SOURCE MATERIAL —
▬▬▬▬▬▬▬▬▬▬

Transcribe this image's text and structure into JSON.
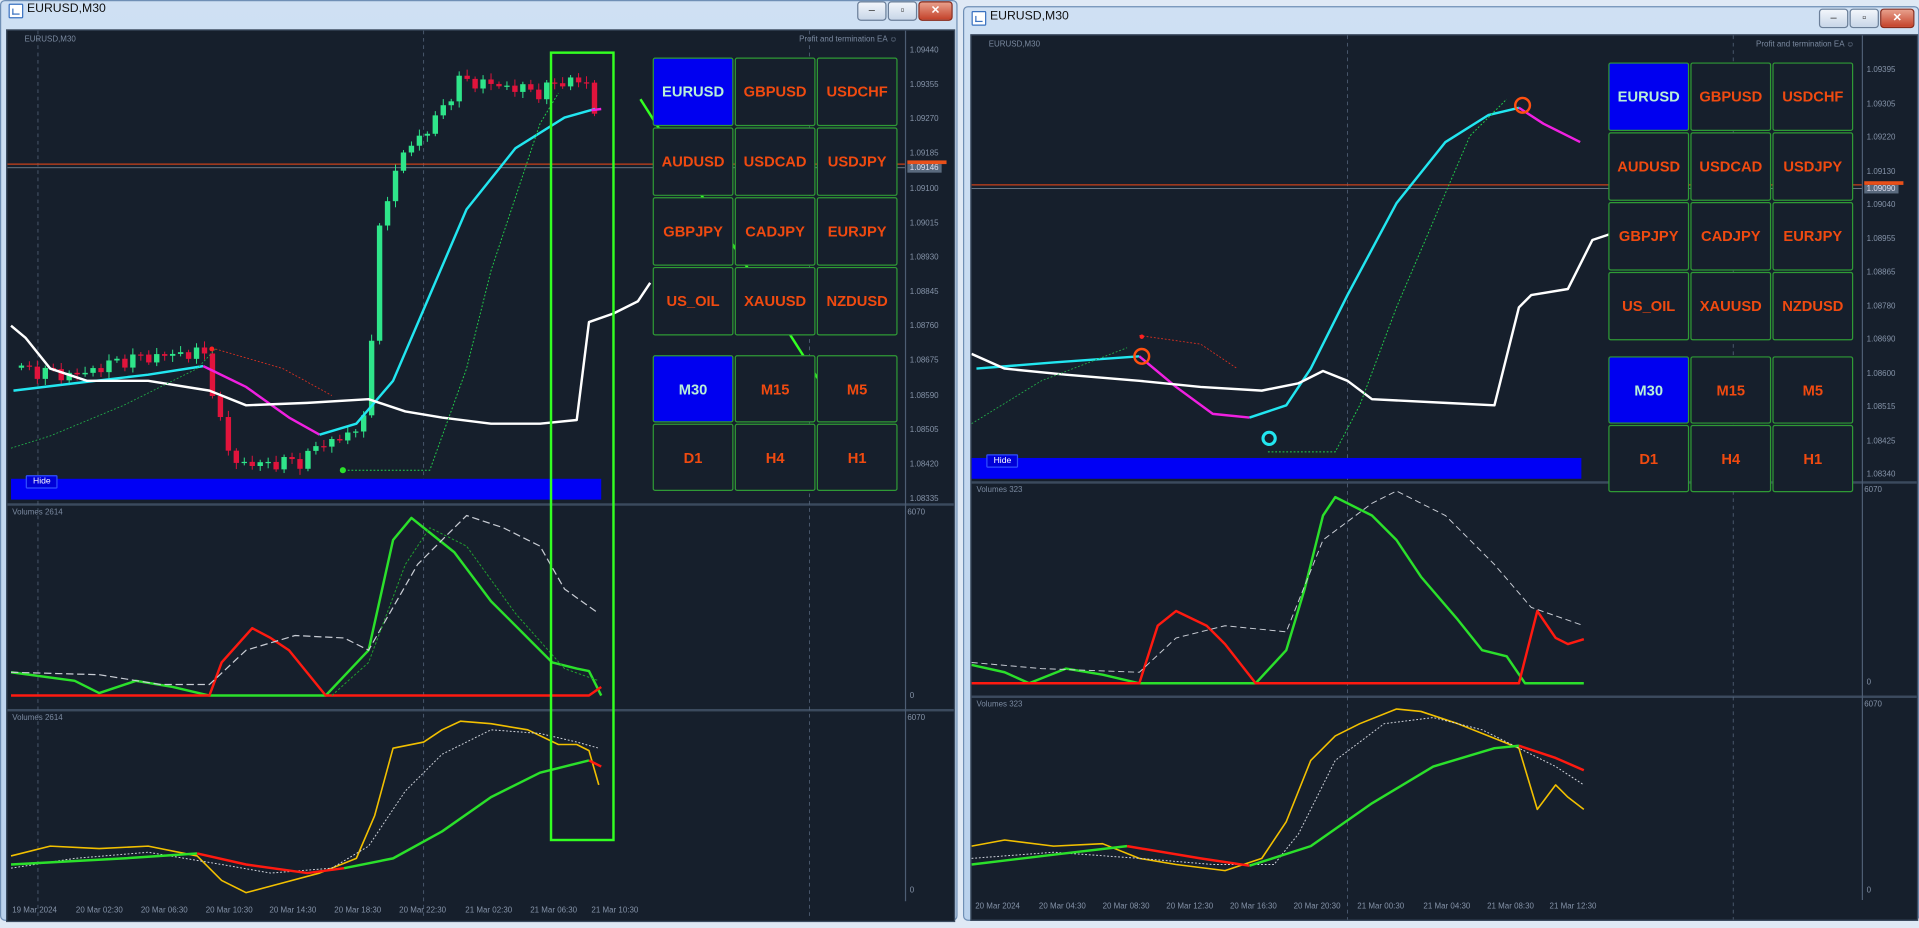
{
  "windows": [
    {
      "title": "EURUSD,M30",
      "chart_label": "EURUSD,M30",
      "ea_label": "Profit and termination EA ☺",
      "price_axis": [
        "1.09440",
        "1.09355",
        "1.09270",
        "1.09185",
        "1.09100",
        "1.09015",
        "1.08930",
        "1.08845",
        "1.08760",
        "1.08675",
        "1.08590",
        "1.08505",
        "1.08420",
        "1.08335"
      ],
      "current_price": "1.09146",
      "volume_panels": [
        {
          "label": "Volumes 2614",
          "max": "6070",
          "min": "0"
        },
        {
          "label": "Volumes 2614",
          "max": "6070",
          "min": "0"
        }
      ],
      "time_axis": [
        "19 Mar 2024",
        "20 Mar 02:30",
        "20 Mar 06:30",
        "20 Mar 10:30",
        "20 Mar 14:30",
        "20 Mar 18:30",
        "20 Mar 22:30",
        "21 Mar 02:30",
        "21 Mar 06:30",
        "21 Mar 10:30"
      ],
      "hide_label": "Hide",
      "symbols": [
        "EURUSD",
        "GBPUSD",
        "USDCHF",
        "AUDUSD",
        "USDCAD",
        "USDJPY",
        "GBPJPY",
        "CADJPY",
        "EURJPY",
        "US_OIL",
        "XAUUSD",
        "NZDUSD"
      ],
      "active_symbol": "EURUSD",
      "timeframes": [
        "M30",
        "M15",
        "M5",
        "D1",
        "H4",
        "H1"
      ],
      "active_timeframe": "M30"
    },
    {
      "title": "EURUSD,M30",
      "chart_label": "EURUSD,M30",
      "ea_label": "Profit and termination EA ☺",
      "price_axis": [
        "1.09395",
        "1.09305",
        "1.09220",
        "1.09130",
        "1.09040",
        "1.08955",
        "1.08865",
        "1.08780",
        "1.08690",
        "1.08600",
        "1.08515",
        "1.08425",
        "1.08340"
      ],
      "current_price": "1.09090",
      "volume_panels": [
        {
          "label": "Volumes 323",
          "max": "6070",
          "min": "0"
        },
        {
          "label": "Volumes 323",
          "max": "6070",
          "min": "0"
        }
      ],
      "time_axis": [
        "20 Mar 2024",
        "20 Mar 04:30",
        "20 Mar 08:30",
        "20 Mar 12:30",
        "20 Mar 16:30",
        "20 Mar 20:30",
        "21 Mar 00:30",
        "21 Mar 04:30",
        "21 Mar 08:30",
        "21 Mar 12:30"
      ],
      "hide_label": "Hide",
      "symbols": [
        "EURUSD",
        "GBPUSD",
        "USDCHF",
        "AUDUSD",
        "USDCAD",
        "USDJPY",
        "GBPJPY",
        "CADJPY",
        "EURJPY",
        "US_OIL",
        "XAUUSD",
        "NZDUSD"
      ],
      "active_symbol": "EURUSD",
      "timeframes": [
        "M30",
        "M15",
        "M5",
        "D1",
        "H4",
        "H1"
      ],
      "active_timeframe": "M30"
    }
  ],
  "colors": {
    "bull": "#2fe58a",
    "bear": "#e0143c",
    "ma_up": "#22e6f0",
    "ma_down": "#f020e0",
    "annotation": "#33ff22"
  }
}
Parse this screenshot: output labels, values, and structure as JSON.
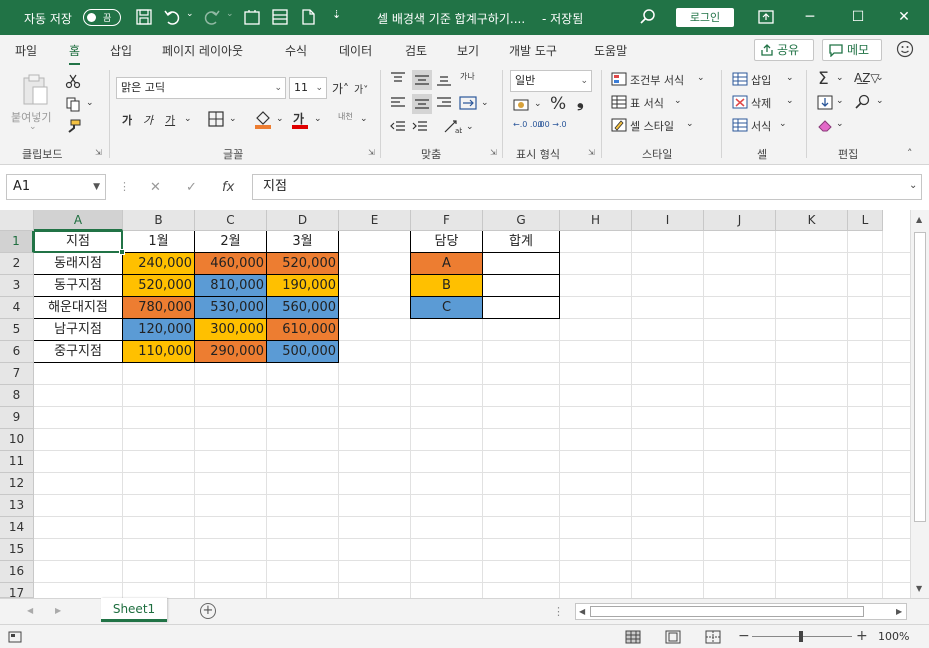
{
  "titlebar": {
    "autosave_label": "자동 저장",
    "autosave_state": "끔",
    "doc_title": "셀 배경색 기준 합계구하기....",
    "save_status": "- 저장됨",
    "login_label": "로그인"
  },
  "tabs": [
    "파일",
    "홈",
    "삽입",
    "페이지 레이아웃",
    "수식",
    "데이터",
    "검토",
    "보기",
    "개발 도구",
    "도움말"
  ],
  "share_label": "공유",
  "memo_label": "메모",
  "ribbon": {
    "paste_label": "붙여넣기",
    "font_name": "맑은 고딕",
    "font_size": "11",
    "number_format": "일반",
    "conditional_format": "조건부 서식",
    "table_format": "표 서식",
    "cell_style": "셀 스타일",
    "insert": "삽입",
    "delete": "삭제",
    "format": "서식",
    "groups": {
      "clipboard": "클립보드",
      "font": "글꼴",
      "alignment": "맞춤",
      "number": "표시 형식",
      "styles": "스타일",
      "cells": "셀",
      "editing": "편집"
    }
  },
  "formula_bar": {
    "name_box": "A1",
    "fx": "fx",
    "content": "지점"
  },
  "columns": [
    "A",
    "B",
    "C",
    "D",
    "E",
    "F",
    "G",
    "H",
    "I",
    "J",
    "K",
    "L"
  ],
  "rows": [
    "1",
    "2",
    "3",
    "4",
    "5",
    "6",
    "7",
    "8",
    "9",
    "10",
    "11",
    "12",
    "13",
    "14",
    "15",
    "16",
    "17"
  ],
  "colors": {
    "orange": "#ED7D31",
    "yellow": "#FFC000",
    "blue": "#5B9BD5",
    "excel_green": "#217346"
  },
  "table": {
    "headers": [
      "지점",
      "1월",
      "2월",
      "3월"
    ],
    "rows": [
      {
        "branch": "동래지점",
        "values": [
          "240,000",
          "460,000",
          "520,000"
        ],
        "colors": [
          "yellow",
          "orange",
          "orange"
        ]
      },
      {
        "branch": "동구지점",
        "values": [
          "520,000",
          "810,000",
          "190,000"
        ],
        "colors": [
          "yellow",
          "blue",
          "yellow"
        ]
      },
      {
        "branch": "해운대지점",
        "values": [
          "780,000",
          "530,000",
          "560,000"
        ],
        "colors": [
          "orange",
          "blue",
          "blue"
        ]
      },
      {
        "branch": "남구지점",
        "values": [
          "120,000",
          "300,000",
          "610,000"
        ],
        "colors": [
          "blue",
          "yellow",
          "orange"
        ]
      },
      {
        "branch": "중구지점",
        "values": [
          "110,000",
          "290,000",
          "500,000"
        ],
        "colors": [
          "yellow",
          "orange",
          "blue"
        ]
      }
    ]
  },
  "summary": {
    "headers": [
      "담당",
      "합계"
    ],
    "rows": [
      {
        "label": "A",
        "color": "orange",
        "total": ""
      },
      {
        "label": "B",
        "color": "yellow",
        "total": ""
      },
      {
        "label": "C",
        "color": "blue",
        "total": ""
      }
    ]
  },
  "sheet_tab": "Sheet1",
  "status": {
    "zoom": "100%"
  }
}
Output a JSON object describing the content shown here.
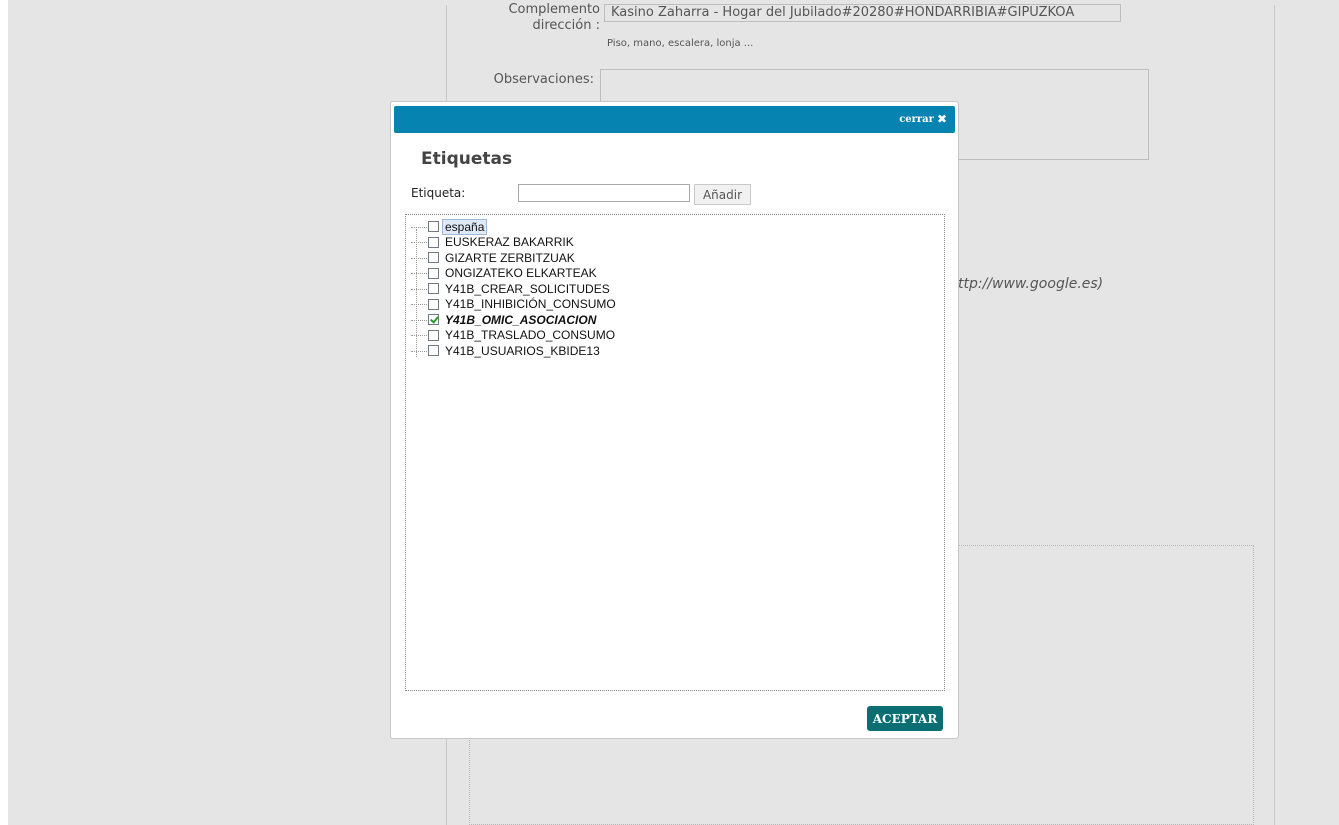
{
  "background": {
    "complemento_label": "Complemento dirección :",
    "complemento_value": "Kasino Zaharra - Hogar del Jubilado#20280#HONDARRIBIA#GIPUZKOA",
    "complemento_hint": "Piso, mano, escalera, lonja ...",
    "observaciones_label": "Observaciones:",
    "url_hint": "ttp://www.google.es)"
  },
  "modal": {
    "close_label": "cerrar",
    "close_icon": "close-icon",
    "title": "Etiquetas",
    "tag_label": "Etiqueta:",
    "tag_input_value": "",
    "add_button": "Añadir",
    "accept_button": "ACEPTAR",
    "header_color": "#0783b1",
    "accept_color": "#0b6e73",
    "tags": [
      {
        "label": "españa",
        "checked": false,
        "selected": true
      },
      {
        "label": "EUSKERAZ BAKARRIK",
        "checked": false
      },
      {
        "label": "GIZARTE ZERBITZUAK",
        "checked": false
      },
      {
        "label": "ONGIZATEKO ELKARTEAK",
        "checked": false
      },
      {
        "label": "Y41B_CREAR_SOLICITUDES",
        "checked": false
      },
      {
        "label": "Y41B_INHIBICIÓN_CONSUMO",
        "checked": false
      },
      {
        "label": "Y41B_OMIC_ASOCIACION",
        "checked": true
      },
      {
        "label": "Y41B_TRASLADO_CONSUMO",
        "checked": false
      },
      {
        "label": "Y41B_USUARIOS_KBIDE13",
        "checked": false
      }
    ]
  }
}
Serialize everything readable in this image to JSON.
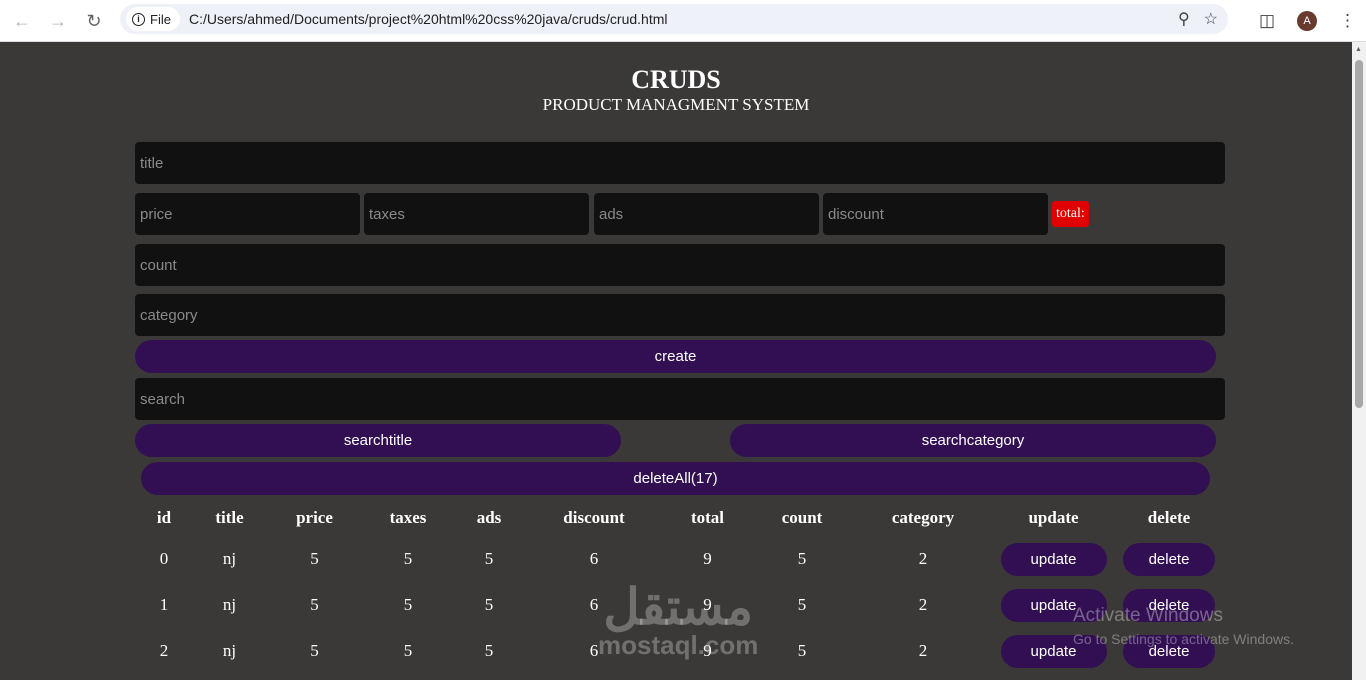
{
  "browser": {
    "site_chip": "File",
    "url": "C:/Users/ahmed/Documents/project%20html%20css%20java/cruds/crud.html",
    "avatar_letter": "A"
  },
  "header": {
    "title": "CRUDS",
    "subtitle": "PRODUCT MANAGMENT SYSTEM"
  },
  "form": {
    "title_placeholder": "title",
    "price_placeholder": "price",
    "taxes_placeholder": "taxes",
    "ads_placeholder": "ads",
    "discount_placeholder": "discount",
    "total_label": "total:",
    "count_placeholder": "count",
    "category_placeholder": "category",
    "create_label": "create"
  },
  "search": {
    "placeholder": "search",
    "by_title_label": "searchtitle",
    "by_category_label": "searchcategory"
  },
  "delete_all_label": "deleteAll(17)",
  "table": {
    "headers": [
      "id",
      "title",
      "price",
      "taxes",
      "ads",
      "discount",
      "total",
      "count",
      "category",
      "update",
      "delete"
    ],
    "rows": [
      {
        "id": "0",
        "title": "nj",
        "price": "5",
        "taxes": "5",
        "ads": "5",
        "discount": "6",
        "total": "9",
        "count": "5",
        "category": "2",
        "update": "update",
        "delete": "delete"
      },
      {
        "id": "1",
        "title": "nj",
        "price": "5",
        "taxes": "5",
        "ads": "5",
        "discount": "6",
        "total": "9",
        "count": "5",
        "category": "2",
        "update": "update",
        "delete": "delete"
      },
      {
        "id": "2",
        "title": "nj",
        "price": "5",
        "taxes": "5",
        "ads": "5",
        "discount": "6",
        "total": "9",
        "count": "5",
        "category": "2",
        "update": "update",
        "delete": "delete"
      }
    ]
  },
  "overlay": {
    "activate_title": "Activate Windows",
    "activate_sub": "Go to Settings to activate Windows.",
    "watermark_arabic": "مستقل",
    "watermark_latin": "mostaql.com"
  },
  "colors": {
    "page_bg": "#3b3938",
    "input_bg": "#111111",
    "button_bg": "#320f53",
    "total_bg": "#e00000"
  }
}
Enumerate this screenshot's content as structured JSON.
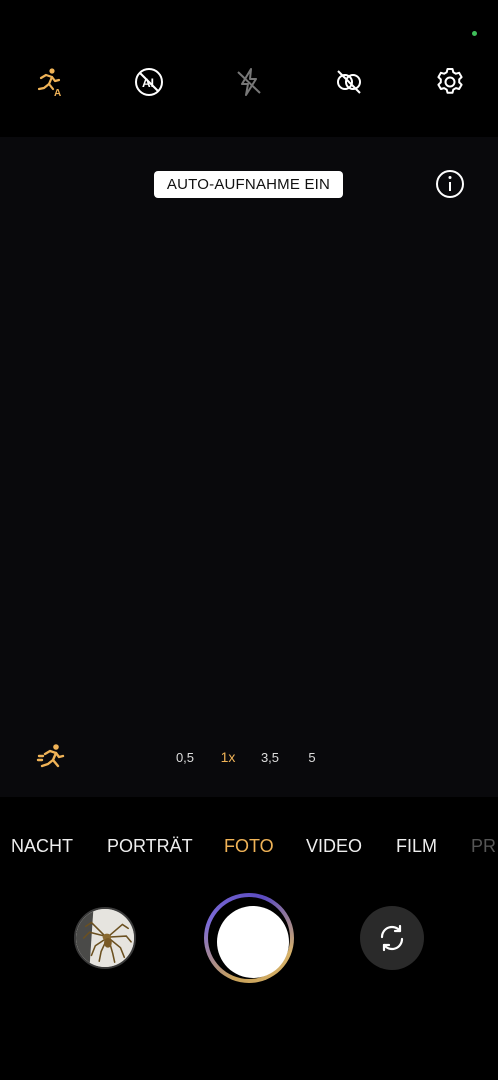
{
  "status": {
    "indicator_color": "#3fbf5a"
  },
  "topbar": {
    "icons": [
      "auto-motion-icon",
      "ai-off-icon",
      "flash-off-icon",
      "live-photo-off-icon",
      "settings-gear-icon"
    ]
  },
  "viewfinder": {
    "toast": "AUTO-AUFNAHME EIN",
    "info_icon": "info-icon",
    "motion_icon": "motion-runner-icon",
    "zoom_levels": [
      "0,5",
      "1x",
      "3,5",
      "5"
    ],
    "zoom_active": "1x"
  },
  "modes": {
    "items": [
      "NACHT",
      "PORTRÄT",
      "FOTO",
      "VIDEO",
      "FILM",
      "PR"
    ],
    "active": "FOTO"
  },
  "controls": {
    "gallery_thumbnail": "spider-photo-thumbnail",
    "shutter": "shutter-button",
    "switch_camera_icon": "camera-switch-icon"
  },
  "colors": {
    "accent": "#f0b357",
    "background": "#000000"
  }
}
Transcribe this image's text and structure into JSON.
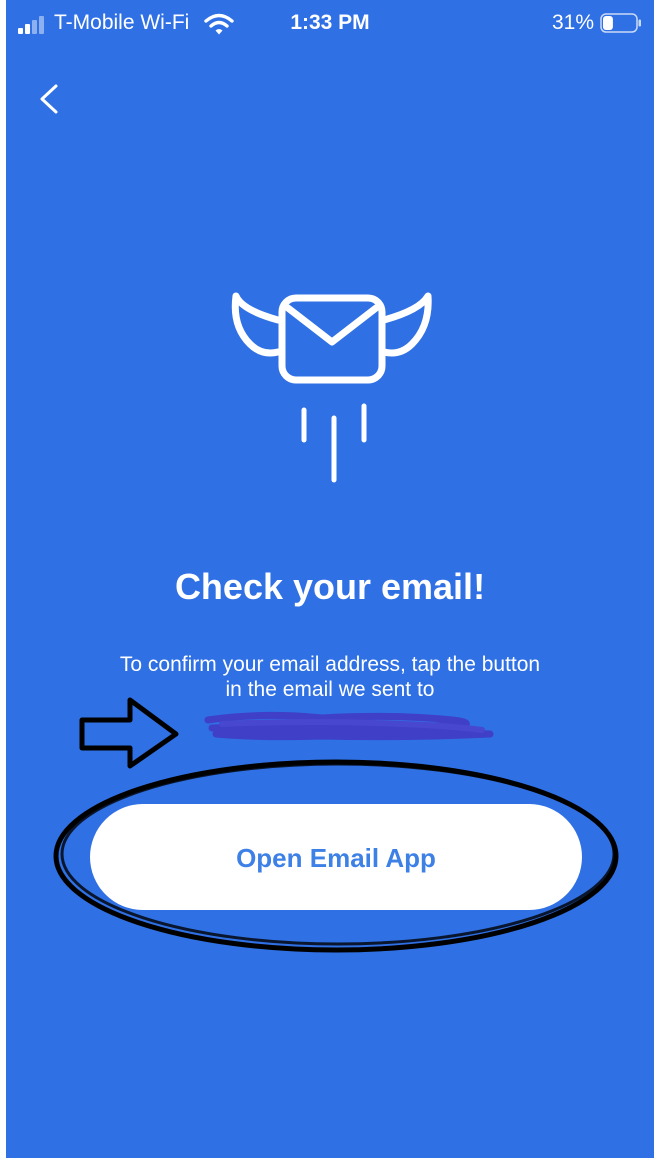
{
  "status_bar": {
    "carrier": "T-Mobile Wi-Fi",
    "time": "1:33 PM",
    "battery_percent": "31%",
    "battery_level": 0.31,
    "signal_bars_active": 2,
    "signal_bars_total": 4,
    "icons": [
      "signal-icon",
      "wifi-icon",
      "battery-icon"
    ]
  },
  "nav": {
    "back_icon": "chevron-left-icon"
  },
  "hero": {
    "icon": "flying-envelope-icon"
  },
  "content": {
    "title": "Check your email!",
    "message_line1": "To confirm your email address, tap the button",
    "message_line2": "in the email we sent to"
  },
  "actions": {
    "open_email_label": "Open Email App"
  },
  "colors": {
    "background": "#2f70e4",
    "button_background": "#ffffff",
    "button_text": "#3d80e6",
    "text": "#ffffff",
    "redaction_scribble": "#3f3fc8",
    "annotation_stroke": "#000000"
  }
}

▬▬▬▬▬▬▬▬▬▬

WHAT THE TASK REQUIRES — Search the lines for the string "this" and copy every line that has it.

EXERCISE OUTPUT —
Transcribe this image's text and structure into JSON.
Parse this screenshot: output labels, values, and structure as JSON.
Serialize everything readable in this image to JSON.
Enumerate this screenshot's content as structured JSON.
Transcribe this image's text and structure into JSON.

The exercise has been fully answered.